→ **Entries provided**
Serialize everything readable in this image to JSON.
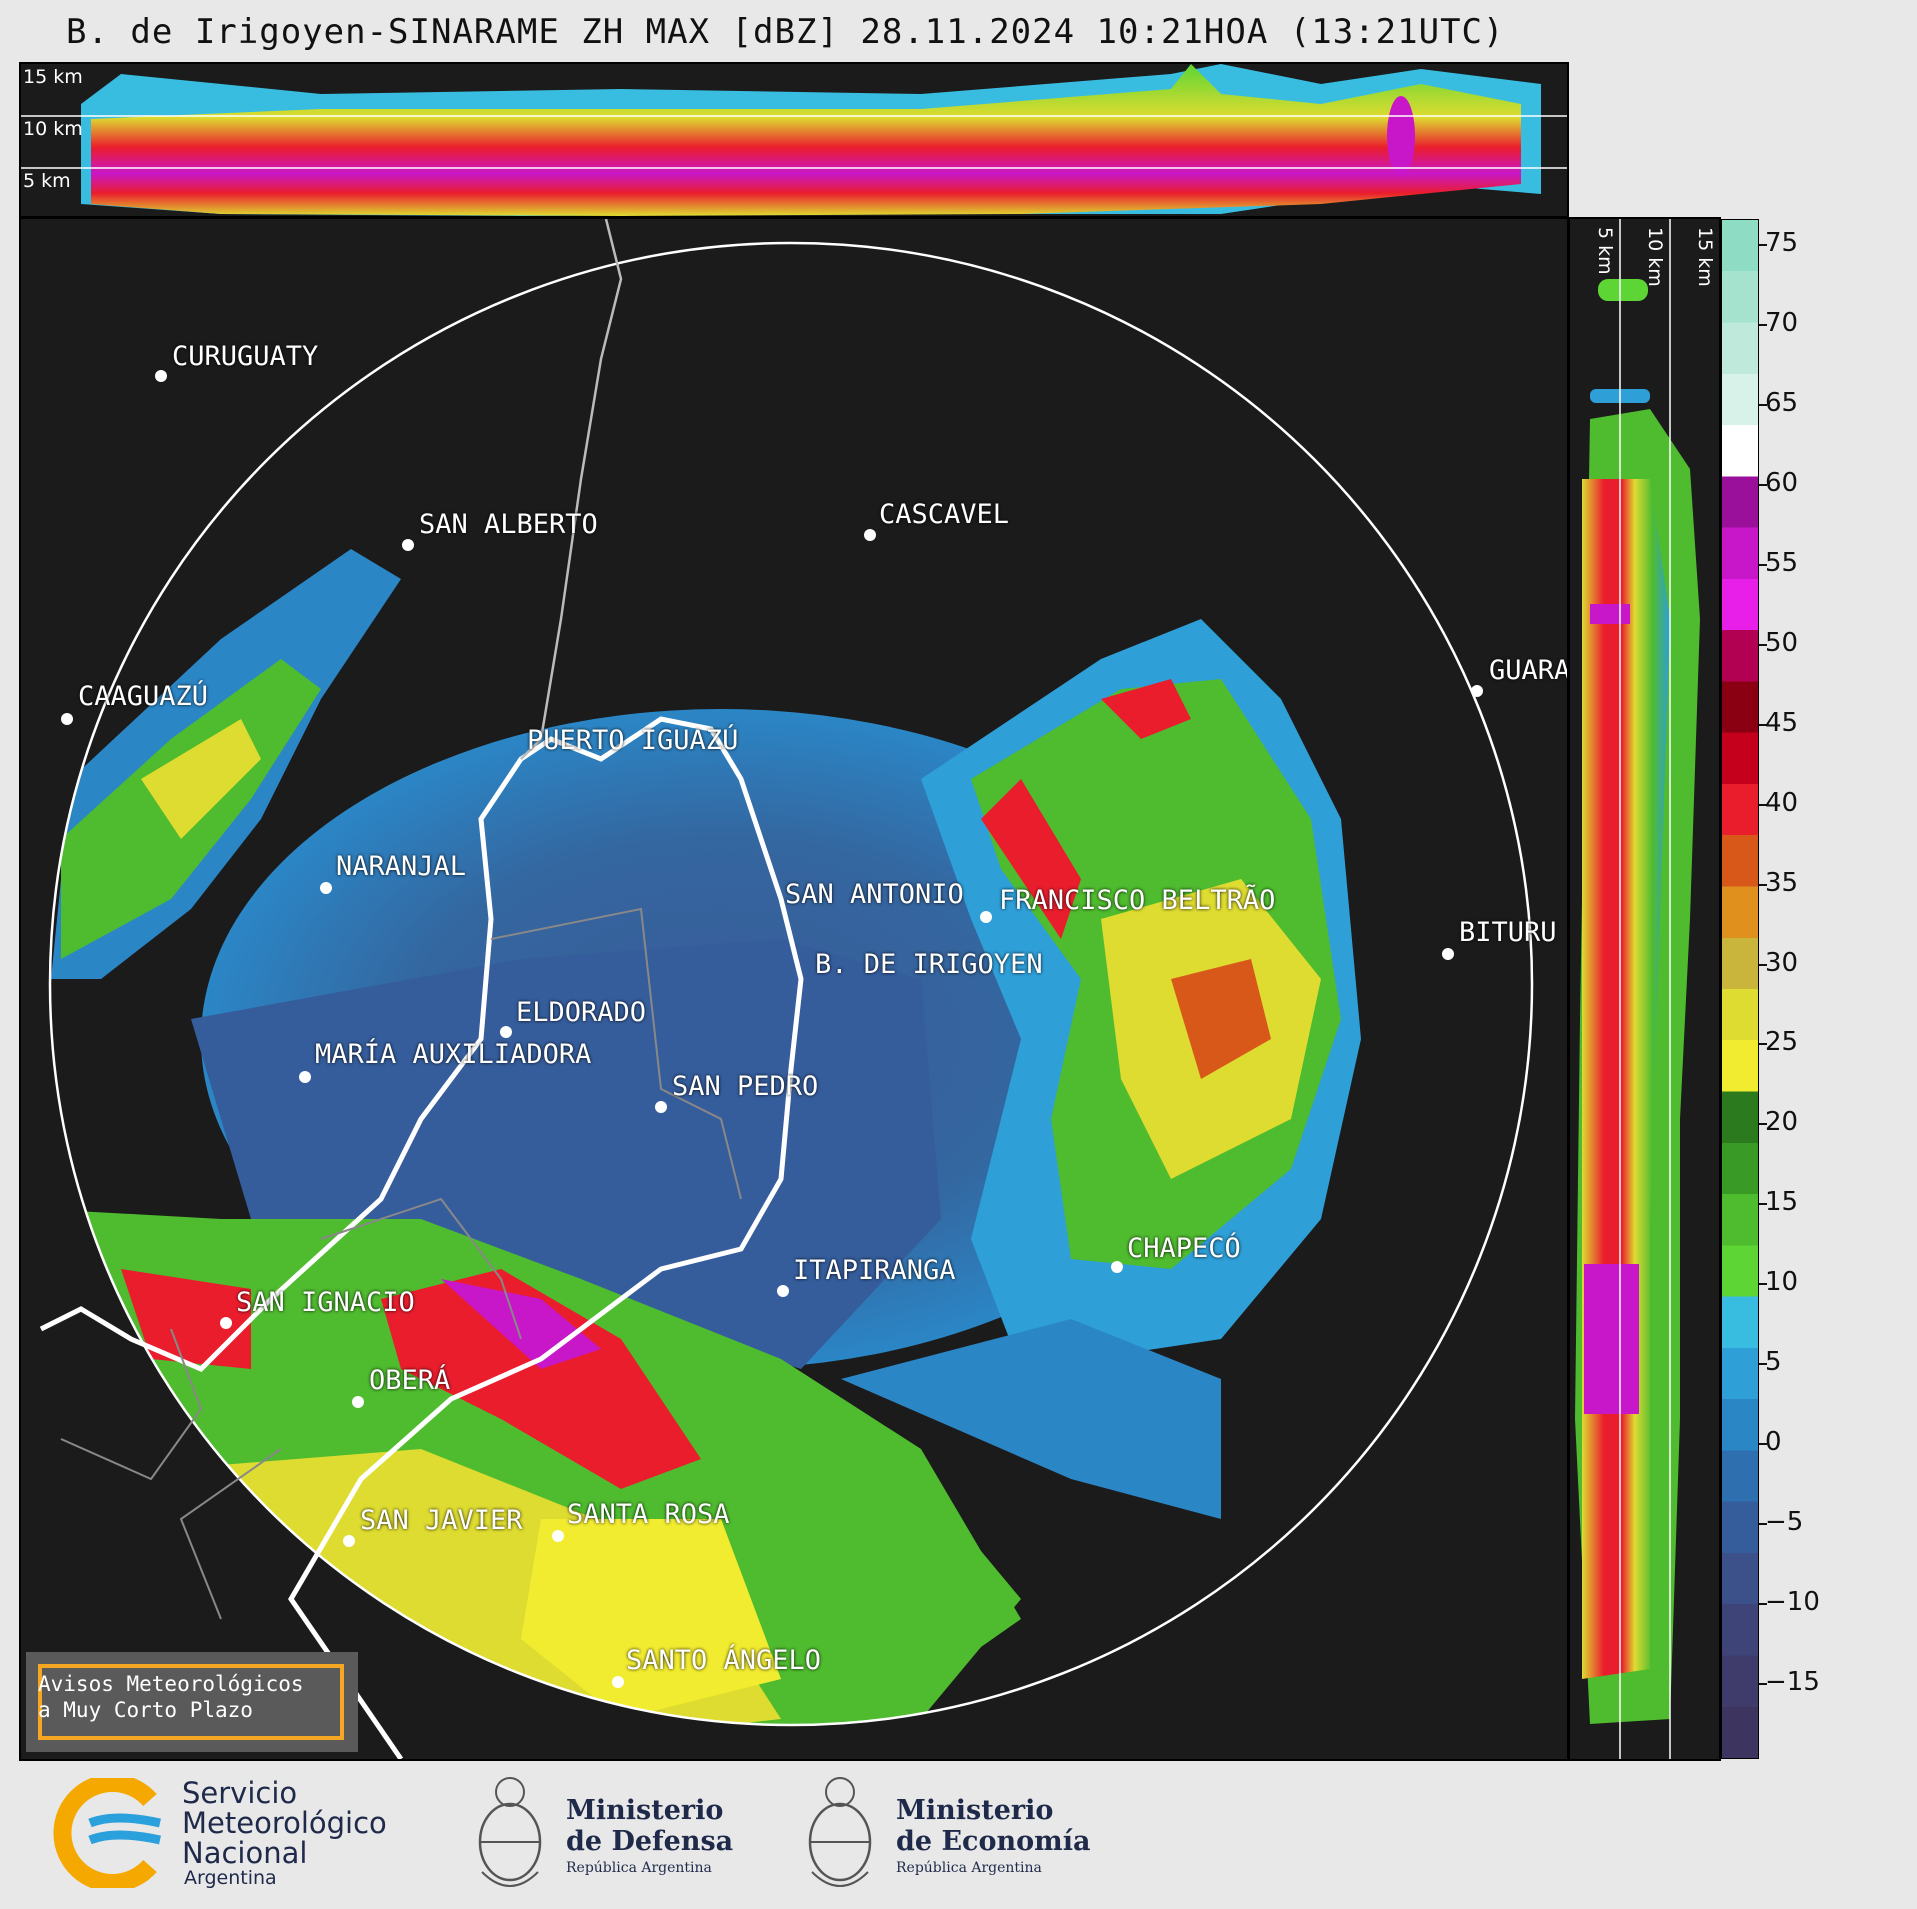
{
  "title": "B. de Irigoyen-SINARAME ZH MAX [dBZ] 28.11.2024 10:21HOA (13:21UTC)",
  "top_profile": {
    "labels": [
      "15 km",
      "10 km",
      "5 km"
    ]
  },
  "side_profile": {
    "labels": [
      "5 km",
      "10 km",
      "15 km"
    ]
  },
  "cities": [
    {
      "name": "CURUGUATY"
    },
    {
      "name": "SAN ALBERTO"
    },
    {
      "name": "CASCAVEL"
    },
    {
      "name": "CAAGUAZÚ"
    },
    {
      "name": "GUARA"
    },
    {
      "name": "PUERTO IGUAZÚ"
    },
    {
      "name": "NARANJAL"
    },
    {
      "name": "SAN ANTONIO"
    },
    {
      "name": "FRANCISCO BELTRÃO"
    },
    {
      "name": "B. DE IRIGOYEN"
    },
    {
      "name": "BITURU"
    },
    {
      "name": "ELDORADO"
    },
    {
      "name": "MARÍA AUXILIADORA"
    },
    {
      "name": "SAN PEDRO"
    },
    {
      "name": "CHAPECÓ"
    },
    {
      "name": "ITAPIRANGA"
    },
    {
      "name": "SAN IGNACIO"
    },
    {
      "name": "OBERÁ"
    },
    {
      "name": "SAN JAVIER"
    },
    {
      "name": "SANTA ROSA"
    },
    {
      "name": "SANTO ÁNGELO"
    }
  ],
  "colorbar": {
    "unit": "dBZ",
    "ticks": [
      "75",
      "70",
      "65",
      "60",
      "55",
      "50",
      "45",
      "40",
      "35",
      "30",
      "25",
      "20",
      "15",
      "10",
      "5",
      "0",
      "−5",
      "−10",
      "−15"
    ],
    "colors": [
      "#8fdcc4",
      "#a6e3cf",
      "#bfeadb",
      "#d9f2e9",
      "#ffffff",
      "#9b109b",
      "#c817c8",
      "#e81fe8",
      "#b20052",
      "#8a0012",
      "#c4001c",
      "#ea1d2d",
      "#d8581a",
      "#e0901c",
      "#c9b43c",
      "#dedc30",
      "#f2ec30",
      "#2b7a1e",
      "#3a9a26",
      "#4fbb2f",
      "#5dd534",
      "#38bde0",
      "#2f9fd8",
      "#2b86c6",
      "#2e6fb0",
      "#355d9c",
      "#3c5089",
      "#3f4478",
      "#3f3b6a",
      "#3d3560"
    ]
  },
  "warning": {
    "line1": "Avisos Meteorológicos",
    "line2": "a Muy Corto Plazo"
  },
  "logos": {
    "smn": {
      "line1": "Servicio",
      "line2": "Meteorológico",
      "line3": "Nacional",
      "line4": "Argentina"
    },
    "defensa": {
      "line1": "Ministerio",
      "line2": "de Defensa",
      "line3": "República Argentina"
    },
    "economia": {
      "line1": "Ministerio",
      "line2": "de Economía",
      "line3": "República Argentina"
    }
  }
}
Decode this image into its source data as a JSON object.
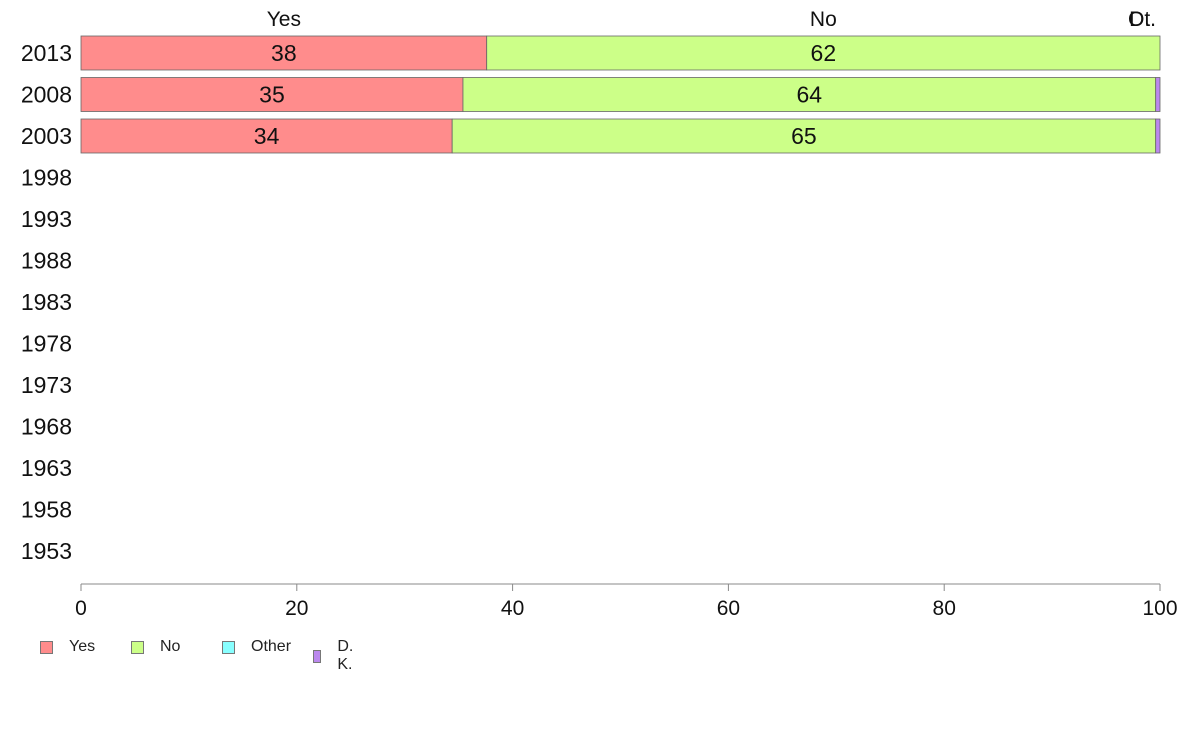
{
  "chart_data": {
    "type": "bar",
    "orientation": "horizontal",
    "stacked": true,
    "title": "",
    "xlabel": "",
    "ylabel": "",
    "xlim": [
      0,
      100
    ],
    "x_ticks": [
      "0",
      "20",
      "40",
      "60",
      "80",
      "100"
    ],
    "categories": [
      "2013",
      "2008",
      "2003",
      "1998",
      "1993",
      "1988",
      "1983",
      "1978",
      "1973",
      "1968",
      "1963",
      "1958",
      "1953"
    ],
    "series": [
      {
        "name": "Yes",
        "color": "#ff8c8c",
        "values": [
          37.6,
          35.4,
          34.4,
          null,
          null,
          null,
          null,
          null,
          null,
          null,
          null,
          null,
          null
        ],
        "labels": [
          "38",
          "35",
          "34"
        ]
      },
      {
        "name": "No",
        "color": "#ccff88",
        "values": [
          62.4,
          64.2,
          65.2,
          null,
          null,
          null,
          null,
          null,
          null,
          null,
          null,
          null,
          null
        ],
        "labels": [
          "62",
          "64",
          "65"
        ]
      },
      {
        "name": "Other",
        "color": "#88ffff",
        "values": [
          0,
          0,
          0,
          null,
          null,
          null,
          null,
          null,
          null,
          null,
          null,
          null,
          null
        ],
        "labels": []
      },
      {
        "name": "D. K.",
        "color": "#bb88ee",
        "values": [
          0,
          0.4,
          0.4,
          null,
          null,
          null,
          null,
          null,
          null,
          null,
          null,
          null,
          null
        ],
        "labels": []
      }
    ],
    "top_labels": [
      {
        "text": "Yes",
        "position": 18.8
      },
      {
        "text": "No",
        "position": 68.8
      },
      {
        "text": "Ot.",
        "position": 100
      },
      {
        "text": "D..",
        "position": 100
      }
    ],
    "legend": {
      "position": "bottom-left",
      "entries": [
        "Yes",
        "No",
        "Other",
        "D. K."
      ]
    },
    "grid": false
  }
}
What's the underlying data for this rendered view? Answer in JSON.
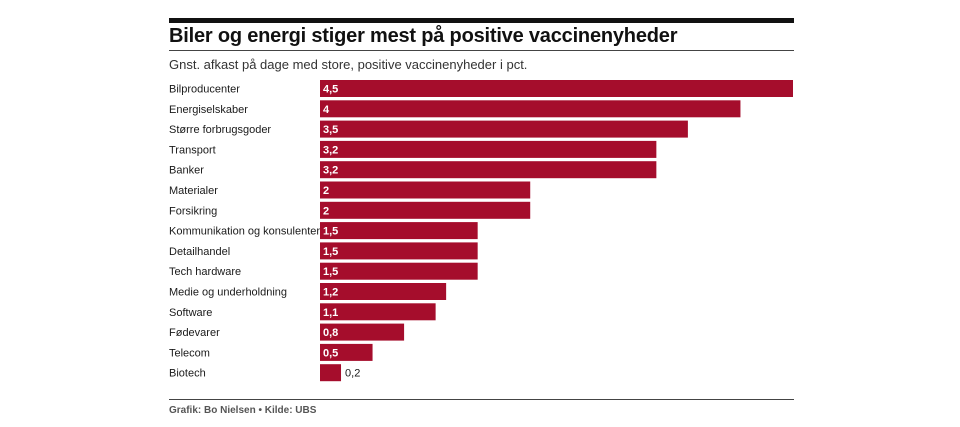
{
  "header": {
    "title": "Biler og energi stiger mest på positive vaccinenyheder",
    "subtitle": "Gnst. afkast på dage med store, positive vaccinenyheder i pct."
  },
  "footer": {
    "source": "Grafik: Bo Nielsen • Kilde: UBS"
  },
  "chart_data": {
    "type": "bar",
    "orientation": "horizontal",
    "categories": [
      "Bilproducenter",
      "Energiselskaber",
      "Større forbrugsgoder",
      "Transport",
      "Banker",
      "Materialer",
      "Forsikring",
      "Kommunikation og konsulenter",
      "Detailhandel",
      "Tech hardware",
      "Medie og underholdning",
      "Software",
      "Fødevarer",
      "Telecom",
      "Biotech"
    ],
    "values": [
      4.5,
      4,
      3.5,
      3.2,
      3.2,
      2,
      2,
      1.5,
      1.5,
      1.5,
      1.2,
      1.1,
      0.8,
      0.5,
      0.2
    ],
    "value_labels": [
      "4,5",
      "4",
      "3,5",
      "3,2",
      "3,2",
      "2",
      "2",
      "1,5",
      "1,5",
      "1,5",
      "1,2",
      "1,1",
      "0,8",
      "0,5",
      "0,2"
    ],
    "xlim": [
      0,
      4.5
    ],
    "bar_color": "#a50d2c",
    "grid": false,
    "legend": "none"
  }
}
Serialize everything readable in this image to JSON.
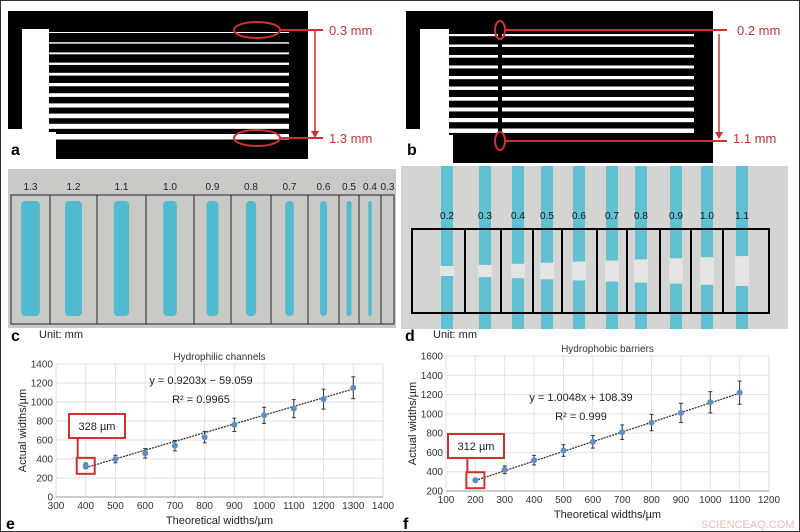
{
  "panels": {
    "a": {
      "label": "a",
      "top_annotation": "0.3 mm",
      "bottom_annotation": "1.3 mm"
    },
    "b": {
      "label": "b",
      "top_annotation": "0.2 mm",
      "bottom_annotation": "1.1 mm"
    },
    "c": {
      "label": "c",
      "unit": "Unit: mm",
      "widths": [
        "1.3",
        "1.2",
        "1.1",
        "1.0",
        "0.9",
        "0.8",
        "0.7",
        "0.6",
        "0.5",
        "0.4",
        "0.3"
      ]
    },
    "d": {
      "label": "d",
      "unit": "Unit: mm",
      "widths": [
        "0.2",
        "0.3",
        "0.4",
        "0.5",
        "0.6",
        "0.7",
        "0.8",
        "0.9",
        "1.0",
        "1.1"
      ]
    },
    "e": {
      "label": "e"
    },
    "f": {
      "label": "f"
    }
  },
  "colors": {
    "annotation": "#d03030",
    "dye": "#3bb8d0",
    "point": "#5b8fc9"
  },
  "watermark": "SCIENCEAQ.COM",
  "chart_data": [
    {
      "type": "scatter",
      "title": "Hydrophilic channels",
      "xlabel": "Theoretical widths/µm",
      "ylabel": "Actual widths/µm",
      "xlim": [
        300,
        1400
      ],
      "ylim": [
        0,
        1400
      ],
      "xticks": [
        300,
        400,
        500,
        600,
        700,
        800,
        900,
        1000,
        1100,
        1200,
        1300,
        1400
      ],
      "yticks": [
        0,
        200,
        400,
        600,
        800,
        1000,
        1200,
        1400
      ],
      "grid": true,
      "x": [
        400,
        500,
        600,
        700,
        800,
        900,
        1000,
        1100,
        1200,
        1300
      ],
      "y": [
        328,
        400,
        460,
        540,
        630,
        760,
        860,
        930,
        1030,
        1150
      ],
      "error": [
        30,
        40,
        50,
        55,
        60,
        70,
        85,
        95,
        105,
        115
      ],
      "trendline": {
        "slope": 0.9203,
        "intercept": -59.059,
        "equation": "y = 0.9203x − 59.059",
        "r2": "R² = 0.9965"
      },
      "callout": "328 µm"
    },
    {
      "type": "scatter",
      "title": "Hydrophobic barriers",
      "xlabel": "Theoretical widths/µm",
      "ylabel": "Actual widths/µm",
      "xlim": [
        100,
        1200
      ],
      "ylim": [
        200,
        1600
      ],
      "xticks": [
        100,
        200,
        300,
        400,
        500,
        600,
        700,
        800,
        900,
        1000,
        1100,
        1200
      ],
      "yticks": [
        200,
        400,
        600,
        800,
        1000,
        1200,
        1400,
        1600
      ],
      "grid": true,
      "x": [
        200,
        300,
        400,
        500,
        600,
        700,
        800,
        900,
        1000,
        1100
      ],
      "y": [
        312,
        420,
        520,
        620,
        710,
        810,
        910,
        1010,
        1120,
        1220
      ],
      "error": [
        20,
        40,
        50,
        60,
        65,
        75,
        85,
        100,
        110,
        120
      ],
      "trendline": {
        "slope": 1.0048,
        "intercept": 108.39,
        "equation": "y = 1.0048x + 108.39",
        "r2": "R² = 0.999"
      },
      "callout": "312 µm"
    }
  ]
}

→ **Instruction**
Collect the lines that hold "equation".

→ **Full output**
        "equation": "y = 0.9203x − 59.059",
        "equation": "y = 1.0048x + 108.39",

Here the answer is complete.